─── INFORMATION GIVEN ───

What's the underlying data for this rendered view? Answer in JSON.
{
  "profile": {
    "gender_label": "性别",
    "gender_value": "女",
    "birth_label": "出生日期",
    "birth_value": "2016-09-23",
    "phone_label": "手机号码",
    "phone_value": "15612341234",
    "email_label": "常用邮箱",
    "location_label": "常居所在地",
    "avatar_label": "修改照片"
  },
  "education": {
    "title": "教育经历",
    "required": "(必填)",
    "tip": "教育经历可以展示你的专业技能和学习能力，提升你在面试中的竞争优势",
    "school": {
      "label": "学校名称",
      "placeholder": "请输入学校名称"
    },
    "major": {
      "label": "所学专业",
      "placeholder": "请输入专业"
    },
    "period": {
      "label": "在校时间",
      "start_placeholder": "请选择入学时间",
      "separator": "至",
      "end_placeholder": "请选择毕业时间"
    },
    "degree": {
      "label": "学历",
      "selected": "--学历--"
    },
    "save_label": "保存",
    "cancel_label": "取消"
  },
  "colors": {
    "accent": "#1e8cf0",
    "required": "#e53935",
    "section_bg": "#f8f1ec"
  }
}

───

● **EXERCISE AIM**
Repeat the lines above exactly.

● **OUTPUT BELOW**
What's the underlying data for this rendered view? Answer in JSON.
{
  "profile": {
    "gender_label": "性别",
    "gender_value": "女",
    "birth_label": "出生日期",
    "birth_value": "2016-09-23",
    "phone_label": "手机号码",
    "phone_value": "15612341234",
    "email_label": "常用邮箱",
    "location_label": "常居所在地",
    "avatar_label": "修改照片"
  },
  "education": {
    "title": "教育经历",
    "required": "(必填)",
    "tip": "教育经历可以展示你的专业技能和学习能力，提升你在面试中的竞争优势",
    "school": {
      "label": "学校名称",
      "placeholder": "请输入学校名称"
    },
    "major": {
      "label": "所学专业",
      "placeholder": "请输入专业"
    },
    "period": {
      "label": "在校时间",
      "start_placeholder": "请选择入学时间",
      "separator": "至",
      "end_placeholder": "请选择毕业时间"
    },
    "degree": {
      "label": "学历",
      "selected": "--学历--"
    },
    "save_label": "保存",
    "cancel_label": "取消"
  },
  "colors": {
    "accent": "#1e8cf0",
    "required": "#e53935",
    "section_bg": "#f8f1ec"
  }
}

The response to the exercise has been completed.